Show every line in the entries below where the word "путем" appears.

--- begin ENTRIES ---

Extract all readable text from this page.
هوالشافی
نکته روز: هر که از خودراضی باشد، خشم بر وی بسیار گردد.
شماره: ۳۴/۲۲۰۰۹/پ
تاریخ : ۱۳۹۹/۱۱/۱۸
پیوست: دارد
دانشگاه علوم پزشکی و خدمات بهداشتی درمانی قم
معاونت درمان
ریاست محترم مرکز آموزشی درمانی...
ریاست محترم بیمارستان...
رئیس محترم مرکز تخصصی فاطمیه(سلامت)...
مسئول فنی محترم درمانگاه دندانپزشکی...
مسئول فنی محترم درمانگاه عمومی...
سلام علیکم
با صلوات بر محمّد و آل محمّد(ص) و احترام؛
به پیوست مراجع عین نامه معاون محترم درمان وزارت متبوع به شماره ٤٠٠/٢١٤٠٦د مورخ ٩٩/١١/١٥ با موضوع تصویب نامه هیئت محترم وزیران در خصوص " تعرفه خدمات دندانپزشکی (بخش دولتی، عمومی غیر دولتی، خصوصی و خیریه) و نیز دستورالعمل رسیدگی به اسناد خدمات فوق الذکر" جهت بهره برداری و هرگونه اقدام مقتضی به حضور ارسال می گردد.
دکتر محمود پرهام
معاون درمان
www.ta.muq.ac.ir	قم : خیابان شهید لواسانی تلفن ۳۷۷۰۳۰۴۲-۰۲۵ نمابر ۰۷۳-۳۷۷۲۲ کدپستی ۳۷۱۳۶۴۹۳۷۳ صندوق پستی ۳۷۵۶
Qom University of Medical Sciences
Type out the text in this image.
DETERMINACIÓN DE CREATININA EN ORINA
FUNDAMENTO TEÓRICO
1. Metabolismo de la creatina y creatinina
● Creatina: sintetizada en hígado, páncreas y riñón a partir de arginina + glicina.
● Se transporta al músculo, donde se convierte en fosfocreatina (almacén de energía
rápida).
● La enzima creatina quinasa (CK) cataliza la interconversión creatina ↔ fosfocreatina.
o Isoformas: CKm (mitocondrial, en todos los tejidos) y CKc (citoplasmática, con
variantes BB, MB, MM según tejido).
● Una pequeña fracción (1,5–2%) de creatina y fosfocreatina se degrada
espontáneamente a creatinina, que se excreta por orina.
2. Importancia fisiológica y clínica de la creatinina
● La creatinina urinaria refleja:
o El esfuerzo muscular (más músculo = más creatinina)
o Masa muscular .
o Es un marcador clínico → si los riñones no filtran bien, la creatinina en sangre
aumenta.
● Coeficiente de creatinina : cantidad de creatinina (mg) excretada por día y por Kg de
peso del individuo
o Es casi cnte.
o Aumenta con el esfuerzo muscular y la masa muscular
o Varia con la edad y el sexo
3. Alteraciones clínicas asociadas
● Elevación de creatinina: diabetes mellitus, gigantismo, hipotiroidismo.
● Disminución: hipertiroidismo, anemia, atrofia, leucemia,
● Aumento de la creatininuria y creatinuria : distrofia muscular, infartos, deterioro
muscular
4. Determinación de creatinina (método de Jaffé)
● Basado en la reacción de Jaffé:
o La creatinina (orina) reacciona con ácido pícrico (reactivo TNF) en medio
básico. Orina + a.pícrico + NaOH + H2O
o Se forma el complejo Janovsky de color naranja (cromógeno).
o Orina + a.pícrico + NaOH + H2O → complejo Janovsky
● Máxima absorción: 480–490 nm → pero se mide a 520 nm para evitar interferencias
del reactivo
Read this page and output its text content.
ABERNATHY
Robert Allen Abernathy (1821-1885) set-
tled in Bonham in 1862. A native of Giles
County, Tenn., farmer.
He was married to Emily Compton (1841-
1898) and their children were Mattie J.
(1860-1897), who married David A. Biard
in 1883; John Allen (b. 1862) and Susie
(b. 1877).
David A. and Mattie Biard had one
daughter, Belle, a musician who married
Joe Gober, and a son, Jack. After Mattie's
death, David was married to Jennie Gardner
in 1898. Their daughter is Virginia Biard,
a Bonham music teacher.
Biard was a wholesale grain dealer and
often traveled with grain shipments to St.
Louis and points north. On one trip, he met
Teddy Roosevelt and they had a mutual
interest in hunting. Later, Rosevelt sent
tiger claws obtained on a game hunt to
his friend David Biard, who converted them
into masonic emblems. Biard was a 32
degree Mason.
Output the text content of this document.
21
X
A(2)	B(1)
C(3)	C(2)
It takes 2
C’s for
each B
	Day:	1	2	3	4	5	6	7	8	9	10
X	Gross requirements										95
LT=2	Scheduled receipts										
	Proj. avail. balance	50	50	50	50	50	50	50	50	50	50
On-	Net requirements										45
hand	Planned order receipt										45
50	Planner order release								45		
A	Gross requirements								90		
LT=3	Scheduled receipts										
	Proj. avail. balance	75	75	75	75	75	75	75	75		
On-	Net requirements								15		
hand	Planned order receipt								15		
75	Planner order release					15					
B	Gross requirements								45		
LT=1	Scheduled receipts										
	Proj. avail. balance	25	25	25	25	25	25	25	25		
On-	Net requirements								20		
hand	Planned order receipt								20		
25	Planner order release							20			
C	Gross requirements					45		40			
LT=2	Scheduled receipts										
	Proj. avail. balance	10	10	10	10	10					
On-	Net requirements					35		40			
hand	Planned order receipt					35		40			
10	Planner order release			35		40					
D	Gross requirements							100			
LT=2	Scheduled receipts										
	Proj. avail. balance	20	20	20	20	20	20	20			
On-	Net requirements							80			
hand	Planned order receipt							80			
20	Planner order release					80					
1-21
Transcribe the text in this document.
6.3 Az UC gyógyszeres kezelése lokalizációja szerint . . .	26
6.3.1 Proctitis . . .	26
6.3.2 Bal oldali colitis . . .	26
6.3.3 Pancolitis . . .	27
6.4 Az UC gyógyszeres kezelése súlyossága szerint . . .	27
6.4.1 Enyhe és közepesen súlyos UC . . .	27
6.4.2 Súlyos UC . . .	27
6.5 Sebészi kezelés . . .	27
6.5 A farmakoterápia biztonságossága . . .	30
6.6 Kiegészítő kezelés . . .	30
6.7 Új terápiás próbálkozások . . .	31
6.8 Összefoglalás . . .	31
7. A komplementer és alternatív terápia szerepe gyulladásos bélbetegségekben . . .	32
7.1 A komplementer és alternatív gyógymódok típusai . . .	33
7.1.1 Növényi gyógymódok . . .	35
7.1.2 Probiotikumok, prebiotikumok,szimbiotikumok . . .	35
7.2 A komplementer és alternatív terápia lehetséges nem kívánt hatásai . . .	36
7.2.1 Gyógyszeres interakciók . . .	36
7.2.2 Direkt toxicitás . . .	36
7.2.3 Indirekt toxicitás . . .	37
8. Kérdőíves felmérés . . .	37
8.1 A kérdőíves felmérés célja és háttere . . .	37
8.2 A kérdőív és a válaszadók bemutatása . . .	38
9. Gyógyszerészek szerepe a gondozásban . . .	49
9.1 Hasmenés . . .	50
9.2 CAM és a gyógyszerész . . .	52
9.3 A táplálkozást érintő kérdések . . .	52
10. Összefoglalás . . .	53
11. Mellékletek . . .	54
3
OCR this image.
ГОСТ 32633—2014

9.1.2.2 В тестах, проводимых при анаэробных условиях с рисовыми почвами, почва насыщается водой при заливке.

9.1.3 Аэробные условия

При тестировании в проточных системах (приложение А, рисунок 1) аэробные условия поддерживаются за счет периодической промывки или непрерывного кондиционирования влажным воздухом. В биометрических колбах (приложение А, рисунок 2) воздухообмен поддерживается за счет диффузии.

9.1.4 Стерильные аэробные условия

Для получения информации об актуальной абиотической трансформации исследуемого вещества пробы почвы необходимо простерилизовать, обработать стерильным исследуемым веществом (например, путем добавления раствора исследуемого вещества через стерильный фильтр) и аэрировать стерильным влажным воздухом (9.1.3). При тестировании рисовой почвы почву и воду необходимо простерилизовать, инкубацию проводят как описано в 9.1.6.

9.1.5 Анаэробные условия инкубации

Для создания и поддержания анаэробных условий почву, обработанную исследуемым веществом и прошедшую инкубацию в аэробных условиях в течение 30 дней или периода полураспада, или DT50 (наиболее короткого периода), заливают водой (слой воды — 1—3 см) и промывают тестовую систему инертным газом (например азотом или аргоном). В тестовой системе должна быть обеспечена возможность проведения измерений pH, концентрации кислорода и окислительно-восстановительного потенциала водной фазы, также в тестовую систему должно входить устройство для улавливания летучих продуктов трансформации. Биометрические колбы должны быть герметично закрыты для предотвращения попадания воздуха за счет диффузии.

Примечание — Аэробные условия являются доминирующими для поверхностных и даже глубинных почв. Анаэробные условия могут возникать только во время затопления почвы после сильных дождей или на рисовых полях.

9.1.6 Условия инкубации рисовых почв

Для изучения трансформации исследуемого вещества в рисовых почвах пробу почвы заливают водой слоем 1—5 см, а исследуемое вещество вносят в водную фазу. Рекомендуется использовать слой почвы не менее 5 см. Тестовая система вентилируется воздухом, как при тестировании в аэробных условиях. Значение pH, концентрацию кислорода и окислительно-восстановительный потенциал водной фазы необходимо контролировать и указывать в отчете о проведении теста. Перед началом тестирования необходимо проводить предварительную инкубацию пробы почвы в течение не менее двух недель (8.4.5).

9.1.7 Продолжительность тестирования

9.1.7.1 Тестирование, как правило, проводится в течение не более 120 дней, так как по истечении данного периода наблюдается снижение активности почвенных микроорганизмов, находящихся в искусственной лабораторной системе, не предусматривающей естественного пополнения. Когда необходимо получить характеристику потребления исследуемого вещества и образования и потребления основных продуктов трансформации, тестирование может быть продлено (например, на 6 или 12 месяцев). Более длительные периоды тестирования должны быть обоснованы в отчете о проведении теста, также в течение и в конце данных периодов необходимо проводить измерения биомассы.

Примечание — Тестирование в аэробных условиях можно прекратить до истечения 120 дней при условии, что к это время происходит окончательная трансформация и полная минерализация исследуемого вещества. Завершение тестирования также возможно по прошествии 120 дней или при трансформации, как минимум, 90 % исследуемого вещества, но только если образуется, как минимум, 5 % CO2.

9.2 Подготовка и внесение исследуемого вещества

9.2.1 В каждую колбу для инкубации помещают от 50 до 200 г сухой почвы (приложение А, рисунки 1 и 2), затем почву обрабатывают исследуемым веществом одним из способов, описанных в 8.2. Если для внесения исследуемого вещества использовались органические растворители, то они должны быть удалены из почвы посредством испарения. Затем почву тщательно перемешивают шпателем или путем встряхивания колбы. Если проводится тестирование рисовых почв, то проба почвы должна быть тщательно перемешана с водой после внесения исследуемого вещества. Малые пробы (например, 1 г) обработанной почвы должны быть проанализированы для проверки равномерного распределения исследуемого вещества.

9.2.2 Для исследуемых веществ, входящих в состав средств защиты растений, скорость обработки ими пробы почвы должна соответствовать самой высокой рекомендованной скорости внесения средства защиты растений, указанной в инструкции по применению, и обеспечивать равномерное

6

--- end ENTRIES ---

■ **WRITTEN REPLY**:
Для получения информации об актуальной абиотической трансформации исследуемого вещества пробы почвы необходимо простерилизовать, обработать стерильным исследуемым веществом (например, путем добавления раствора исследуемого вещества через стерильный фильтр) и аэрировать стерильным влажным воздухом (9.1.3). При тестировании рисовой почвы почву и воду необходимо простерилизовать, инкубацию проводят как описано в 9.1.6.
9.2.1 В каждую колбу для инкубации помещают от 50 до 200 г сухой почвы (приложение А, рисунки 1 и 2), затем почву обрабатывают исследуемым веществом одним из способов, описанных в 8.2. Если для внесения исследуемого вещества использовались органические растворители, то они должны быть удалены из почвы посредством испарения. Затем почву тщательно перемешивают шпателем или путем встряхивания колбы. Если проводится тестирование рисовых почв, то проба почвы должна быть тщательно перемешана с водой после внесения исследуемого вещества. Малые пробы (например, 1 г) обработанной почвы должны быть проанализированы для проверки равномерного распределения исследуемого вещества.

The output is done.